┌──

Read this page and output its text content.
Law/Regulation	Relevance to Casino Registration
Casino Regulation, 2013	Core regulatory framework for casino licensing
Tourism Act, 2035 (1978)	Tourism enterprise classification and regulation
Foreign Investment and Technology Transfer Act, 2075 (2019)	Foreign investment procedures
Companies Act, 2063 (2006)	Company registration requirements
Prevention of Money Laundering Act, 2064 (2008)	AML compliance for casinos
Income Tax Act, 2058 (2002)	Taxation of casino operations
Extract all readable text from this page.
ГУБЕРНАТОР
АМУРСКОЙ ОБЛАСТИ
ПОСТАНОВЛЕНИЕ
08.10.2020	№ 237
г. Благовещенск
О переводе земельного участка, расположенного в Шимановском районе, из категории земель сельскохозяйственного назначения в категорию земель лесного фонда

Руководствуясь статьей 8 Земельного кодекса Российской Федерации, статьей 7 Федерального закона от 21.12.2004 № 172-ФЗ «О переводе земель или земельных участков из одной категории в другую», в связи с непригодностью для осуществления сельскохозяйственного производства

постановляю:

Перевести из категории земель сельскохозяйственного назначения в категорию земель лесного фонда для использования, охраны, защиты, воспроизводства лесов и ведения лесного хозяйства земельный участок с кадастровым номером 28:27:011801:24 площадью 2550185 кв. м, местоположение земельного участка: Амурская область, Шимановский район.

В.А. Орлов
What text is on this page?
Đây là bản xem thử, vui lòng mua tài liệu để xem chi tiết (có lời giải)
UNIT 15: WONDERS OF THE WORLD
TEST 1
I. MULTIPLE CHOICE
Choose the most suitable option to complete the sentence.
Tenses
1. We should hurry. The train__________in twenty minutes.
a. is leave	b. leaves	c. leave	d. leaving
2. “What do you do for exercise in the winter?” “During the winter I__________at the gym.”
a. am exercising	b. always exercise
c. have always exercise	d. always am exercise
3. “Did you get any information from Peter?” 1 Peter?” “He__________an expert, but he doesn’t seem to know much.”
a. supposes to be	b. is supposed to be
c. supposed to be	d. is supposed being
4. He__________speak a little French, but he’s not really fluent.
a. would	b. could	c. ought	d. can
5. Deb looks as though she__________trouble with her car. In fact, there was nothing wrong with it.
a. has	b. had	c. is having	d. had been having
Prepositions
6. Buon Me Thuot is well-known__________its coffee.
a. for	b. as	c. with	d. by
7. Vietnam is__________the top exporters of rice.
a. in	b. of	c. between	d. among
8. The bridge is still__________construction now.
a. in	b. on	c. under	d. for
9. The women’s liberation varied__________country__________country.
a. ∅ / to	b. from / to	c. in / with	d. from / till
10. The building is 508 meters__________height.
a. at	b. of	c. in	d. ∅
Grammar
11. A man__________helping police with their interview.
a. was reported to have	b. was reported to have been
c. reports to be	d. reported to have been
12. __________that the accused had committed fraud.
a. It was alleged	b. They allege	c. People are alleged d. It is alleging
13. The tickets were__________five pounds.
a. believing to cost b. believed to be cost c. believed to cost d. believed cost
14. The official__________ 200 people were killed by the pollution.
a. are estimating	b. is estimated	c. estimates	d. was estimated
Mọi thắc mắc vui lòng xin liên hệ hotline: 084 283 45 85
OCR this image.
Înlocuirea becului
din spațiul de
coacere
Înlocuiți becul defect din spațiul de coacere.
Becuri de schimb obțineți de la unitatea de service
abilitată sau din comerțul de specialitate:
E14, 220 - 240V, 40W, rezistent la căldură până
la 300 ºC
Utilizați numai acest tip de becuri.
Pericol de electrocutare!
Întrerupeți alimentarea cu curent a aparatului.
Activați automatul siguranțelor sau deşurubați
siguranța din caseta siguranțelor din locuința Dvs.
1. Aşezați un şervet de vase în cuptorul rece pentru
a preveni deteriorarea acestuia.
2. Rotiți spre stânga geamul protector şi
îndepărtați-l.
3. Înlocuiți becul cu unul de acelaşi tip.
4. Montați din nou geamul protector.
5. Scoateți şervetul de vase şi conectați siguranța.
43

└──

Read the entries above, then pull out the lines that include "supposed".

Finished answer
a. supposes to be	b. is supposed to be
c. supposed to be	d. is supposed being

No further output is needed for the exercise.